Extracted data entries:

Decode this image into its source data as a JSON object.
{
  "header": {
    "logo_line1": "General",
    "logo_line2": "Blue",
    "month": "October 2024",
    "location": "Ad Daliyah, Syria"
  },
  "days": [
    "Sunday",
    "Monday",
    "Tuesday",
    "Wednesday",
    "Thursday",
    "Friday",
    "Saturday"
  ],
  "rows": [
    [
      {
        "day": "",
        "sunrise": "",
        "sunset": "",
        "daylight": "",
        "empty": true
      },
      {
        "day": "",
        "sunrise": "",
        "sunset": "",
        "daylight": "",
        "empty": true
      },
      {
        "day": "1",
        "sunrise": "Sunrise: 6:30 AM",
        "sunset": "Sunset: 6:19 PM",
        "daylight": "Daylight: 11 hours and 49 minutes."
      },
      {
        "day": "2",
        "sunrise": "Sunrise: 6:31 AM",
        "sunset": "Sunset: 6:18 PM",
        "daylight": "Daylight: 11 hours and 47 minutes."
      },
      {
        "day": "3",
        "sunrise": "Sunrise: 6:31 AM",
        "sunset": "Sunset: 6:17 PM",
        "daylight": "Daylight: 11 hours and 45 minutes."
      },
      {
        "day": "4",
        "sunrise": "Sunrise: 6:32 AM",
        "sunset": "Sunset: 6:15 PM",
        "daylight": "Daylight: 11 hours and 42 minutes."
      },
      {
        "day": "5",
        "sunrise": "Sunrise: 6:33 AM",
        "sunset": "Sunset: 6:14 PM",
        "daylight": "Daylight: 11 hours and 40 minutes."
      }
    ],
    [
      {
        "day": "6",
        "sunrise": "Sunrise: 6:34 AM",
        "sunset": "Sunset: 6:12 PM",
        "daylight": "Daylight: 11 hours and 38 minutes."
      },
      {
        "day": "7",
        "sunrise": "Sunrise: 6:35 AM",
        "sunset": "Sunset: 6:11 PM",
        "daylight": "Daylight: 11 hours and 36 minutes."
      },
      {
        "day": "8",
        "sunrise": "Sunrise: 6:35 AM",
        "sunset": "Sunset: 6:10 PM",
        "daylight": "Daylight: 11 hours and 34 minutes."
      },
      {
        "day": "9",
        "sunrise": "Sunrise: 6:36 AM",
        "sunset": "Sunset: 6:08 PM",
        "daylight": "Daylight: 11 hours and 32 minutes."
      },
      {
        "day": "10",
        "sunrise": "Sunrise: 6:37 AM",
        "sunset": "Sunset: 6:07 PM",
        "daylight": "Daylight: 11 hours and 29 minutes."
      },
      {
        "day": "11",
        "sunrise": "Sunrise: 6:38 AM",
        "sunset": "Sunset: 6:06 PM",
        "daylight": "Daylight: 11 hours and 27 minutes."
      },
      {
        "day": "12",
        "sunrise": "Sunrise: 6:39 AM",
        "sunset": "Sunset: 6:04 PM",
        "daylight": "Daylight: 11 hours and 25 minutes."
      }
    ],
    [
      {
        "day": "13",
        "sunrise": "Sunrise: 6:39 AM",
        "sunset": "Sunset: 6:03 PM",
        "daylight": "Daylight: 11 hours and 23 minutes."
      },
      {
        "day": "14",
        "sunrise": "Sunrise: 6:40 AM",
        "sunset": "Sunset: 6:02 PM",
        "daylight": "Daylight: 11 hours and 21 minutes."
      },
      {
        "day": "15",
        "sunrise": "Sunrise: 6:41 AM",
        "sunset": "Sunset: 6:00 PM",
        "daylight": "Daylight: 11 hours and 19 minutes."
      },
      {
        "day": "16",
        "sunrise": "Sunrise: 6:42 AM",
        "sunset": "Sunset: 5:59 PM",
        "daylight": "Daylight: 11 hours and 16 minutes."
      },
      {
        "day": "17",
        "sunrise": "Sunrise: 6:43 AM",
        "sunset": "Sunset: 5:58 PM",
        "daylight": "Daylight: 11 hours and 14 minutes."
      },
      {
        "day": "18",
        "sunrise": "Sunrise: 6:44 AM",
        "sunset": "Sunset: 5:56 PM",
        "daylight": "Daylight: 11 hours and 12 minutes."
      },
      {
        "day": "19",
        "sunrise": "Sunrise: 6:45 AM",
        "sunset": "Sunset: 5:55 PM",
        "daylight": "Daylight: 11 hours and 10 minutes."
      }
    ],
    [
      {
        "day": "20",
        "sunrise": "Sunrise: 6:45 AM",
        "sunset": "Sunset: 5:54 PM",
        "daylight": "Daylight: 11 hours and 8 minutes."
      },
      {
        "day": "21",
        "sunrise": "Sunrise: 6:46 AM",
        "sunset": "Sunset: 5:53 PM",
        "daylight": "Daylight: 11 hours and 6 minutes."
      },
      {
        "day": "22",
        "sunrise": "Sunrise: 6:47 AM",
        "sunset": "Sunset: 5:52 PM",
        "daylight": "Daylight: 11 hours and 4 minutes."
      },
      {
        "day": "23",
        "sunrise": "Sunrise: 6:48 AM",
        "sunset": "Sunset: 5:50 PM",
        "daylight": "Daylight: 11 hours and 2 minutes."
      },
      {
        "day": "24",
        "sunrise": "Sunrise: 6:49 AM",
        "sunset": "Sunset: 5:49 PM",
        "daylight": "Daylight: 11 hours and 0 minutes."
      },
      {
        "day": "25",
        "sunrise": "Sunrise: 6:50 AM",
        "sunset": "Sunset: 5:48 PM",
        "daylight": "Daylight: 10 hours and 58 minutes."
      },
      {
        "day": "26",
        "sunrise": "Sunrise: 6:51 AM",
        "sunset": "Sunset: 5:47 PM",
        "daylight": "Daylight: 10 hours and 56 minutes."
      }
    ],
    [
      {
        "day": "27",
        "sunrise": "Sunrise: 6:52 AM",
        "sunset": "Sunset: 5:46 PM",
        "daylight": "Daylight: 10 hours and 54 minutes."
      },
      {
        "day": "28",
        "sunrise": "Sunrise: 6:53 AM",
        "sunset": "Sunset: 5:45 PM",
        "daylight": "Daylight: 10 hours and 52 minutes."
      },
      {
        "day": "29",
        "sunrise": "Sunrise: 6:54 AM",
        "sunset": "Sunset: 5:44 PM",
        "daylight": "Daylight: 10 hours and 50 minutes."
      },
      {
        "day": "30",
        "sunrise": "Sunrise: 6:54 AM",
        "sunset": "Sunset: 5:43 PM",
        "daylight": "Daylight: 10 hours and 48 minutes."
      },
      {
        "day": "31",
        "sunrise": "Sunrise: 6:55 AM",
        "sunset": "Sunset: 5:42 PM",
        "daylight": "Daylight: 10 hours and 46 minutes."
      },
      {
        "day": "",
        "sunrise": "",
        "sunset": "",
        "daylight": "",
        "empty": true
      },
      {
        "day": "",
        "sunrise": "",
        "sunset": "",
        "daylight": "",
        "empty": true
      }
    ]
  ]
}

(Requirements):
Extract each line from the listing above, please, and repeat it exactly.

(Written answer):
Decode this image into its source data as a JSON object.
{
  "header": {
    "logo_line1": "General",
    "logo_line2": "Blue",
    "month": "October 2024",
    "location": "Ad Daliyah, Syria"
  },
  "days": [
    "Sunday",
    "Monday",
    "Tuesday",
    "Wednesday",
    "Thursday",
    "Friday",
    "Saturday"
  ],
  "rows": [
    [
      {
        "day": "",
        "sunrise": "",
        "sunset": "",
        "daylight": "",
        "empty": true
      },
      {
        "day": "",
        "sunrise": "",
        "sunset": "",
        "daylight": "",
        "empty": true
      },
      {
        "day": "1",
        "sunrise": "Sunrise: 6:30 AM",
        "sunset": "Sunset: 6:19 PM",
        "daylight": "Daylight: 11 hours and 49 minutes."
      },
      {
        "day": "2",
        "sunrise": "Sunrise: 6:31 AM",
        "sunset": "Sunset: 6:18 PM",
        "daylight": "Daylight: 11 hours and 47 minutes."
      },
      {
        "day": "3",
        "sunrise": "Sunrise: 6:31 AM",
        "sunset": "Sunset: 6:17 PM",
        "daylight": "Daylight: 11 hours and 45 minutes."
      },
      {
        "day": "4",
        "sunrise": "Sunrise: 6:32 AM",
        "sunset": "Sunset: 6:15 PM",
        "daylight": "Daylight: 11 hours and 42 minutes."
      },
      {
        "day": "5",
        "sunrise": "Sunrise: 6:33 AM",
        "sunset": "Sunset: 6:14 PM",
        "daylight": "Daylight: 11 hours and 40 minutes."
      }
    ],
    [
      {
        "day": "6",
        "sunrise": "Sunrise: 6:34 AM",
        "sunset": "Sunset: 6:12 PM",
        "daylight": "Daylight: 11 hours and 38 minutes."
      },
      {
        "day": "7",
        "sunrise": "Sunrise: 6:35 AM",
        "sunset": "Sunset: 6:11 PM",
        "daylight": "Daylight: 11 hours and 36 minutes."
      },
      {
        "day": "8",
        "sunrise": "Sunrise: 6:35 AM",
        "sunset": "Sunset: 6:10 PM",
        "daylight": "Daylight: 11 hours and 34 minutes."
      },
      {
        "day": "9",
        "sunrise": "Sunrise: 6:36 AM",
        "sunset": "Sunset: 6:08 PM",
        "daylight": "Daylight: 11 hours and 32 minutes."
      },
      {
        "day": "10",
        "sunrise": "Sunrise: 6:37 AM",
        "sunset": "Sunset: 6:07 PM",
        "daylight": "Daylight: 11 hours and 29 minutes."
      },
      {
        "day": "11",
        "sunrise": "Sunrise: 6:38 AM",
        "sunset": "Sunset: 6:06 PM",
        "daylight": "Daylight: 11 hours and 27 minutes."
      },
      {
        "day": "12",
        "sunrise": "Sunrise: 6:39 AM",
        "sunset": "Sunset: 6:04 PM",
        "daylight": "Daylight: 11 hours and 25 minutes."
      }
    ],
    [
      {
        "day": "13",
        "sunrise": "Sunrise: 6:39 AM",
        "sunset": "Sunset: 6:03 PM",
        "daylight": "Daylight: 11 hours and 23 minutes."
      },
      {
        "day": "14",
        "sunrise": "Sunrise: 6:40 AM",
        "sunset": "Sunset: 6:02 PM",
        "daylight": "Daylight: 11 hours and 21 minutes."
      },
      {
        "day": "15",
        "sunrise": "Sunrise: 6:41 AM",
        "sunset": "Sunset: 6:00 PM",
        "daylight": "Daylight: 11 hours and 19 minutes."
      },
      {
        "day": "16",
        "sunrise": "Sunrise: 6:42 AM",
        "sunset": "Sunset: 5:59 PM",
        "daylight": "Daylight: 11 hours and 16 minutes."
      },
      {
        "day": "17",
        "sunrise": "Sunrise: 6:43 AM",
        "sunset": "Sunset: 5:58 PM",
        "daylight": "Daylight: 11 hours and 14 minutes."
      },
      {
        "day": "18",
        "sunrise": "Sunrise: 6:44 AM",
        "sunset": "Sunset: 5:56 PM",
        "daylight": "Daylight: 11 hours and 12 minutes."
      },
      {
        "day": "19",
        "sunrise": "Sunrise: 6:45 AM",
        "sunset": "Sunset: 5:55 PM",
        "daylight": "Daylight: 11 hours and 10 minutes."
      }
    ],
    [
      {
        "day": "20",
        "sunrise": "Sunrise: 6:45 AM",
        "sunset": "Sunset: 5:54 PM",
        "daylight": "Daylight: 11 hours and 8 minutes."
      },
      {
        "day": "21",
        "sunrise": "Sunrise: 6:46 AM",
        "sunset": "Sunset: 5:53 PM",
        "daylight": "Daylight: 11 hours and 6 minutes."
      },
      {
        "day": "22",
        "sunrise": "Sunrise: 6:47 AM",
        "sunset": "Sunset: 5:52 PM",
        "daylight": "Daylight: 11 hours and 4 minutes."
      },
      {
        "day": "23",
        "sunrise": "Sunrise: 6:48 AM",
        "sunset": "Sunset: 5:50 PM",
        "daylight": "Daylight: 11 hours and 2 minutes."
      },
      {
        "day": "24",
        "sunrise": "Sunrise: 6:49 AM",
        "sunset": "Sunset: 5:49 PM",
        "daylight": "Daylight: 11 hours and 0 minutes."
      },
      {
        "day": "25",
        "sunrise": "Sunrise: 6:50 AM",
        "sunset": "Sunset: 5:48 PM",
        "daylight": "Daylight: 10 hours and 58 minutes."
      },
      {
        "day": "26",
        "sunrise": "Sunrise: 6:51 AM",
        "sunset": "Sunset: 5:47 PM",
        "daylight": "Daylight: 10 hours and 56 minutes."
      }
    ],
    [
      {
        "day": "27",
        "sunrise": "Sunrise: 6:52 AM",
        "sunset": "Sunset: 5:46 PM",
        "daylight": "Daylight: 10 hours and 54 minutes."
      },
      {
        "day": "28",
        "sunrise": "Sunrise: 6:53 AM",
        "sunset": "Sunset: 5:45 PM",
        "daylight": "Daylight: 10 hours and 52 minutes."
      },
      {
        "day": "29",
        "sunrise": "Sunrise: 6:54 AM",
        "sunset": "Sunset: 5:44 PM",
        "daylight": "Daylight: 10 hours and 50 minutes."
      },
      {
        "day": "30",
        "sunrise": "Sunrise: 6:54 AM",
        "sunset": "Sunset: 5:43 PM",
        "daylight": "Daylight: 10 hours and 48 minutes."
      },
      {
        "day": "31",
        "sunrise": "Sunrise: 6:55 AM",
        "sunset": "Sunset: 5:42 PM",
        "daylight": "Daylight: 10 hours and 46 minutes."
      },
      {
        "day": "",
        "sunrise": "",
        "sunset": "",
        "daylight": "",
        "empty": true
      },
      {
        "day": "",
        "sunrise": "",
        "sunset": "",
        "daylight": "",
        "empty": true
      }
    ]
  ]
}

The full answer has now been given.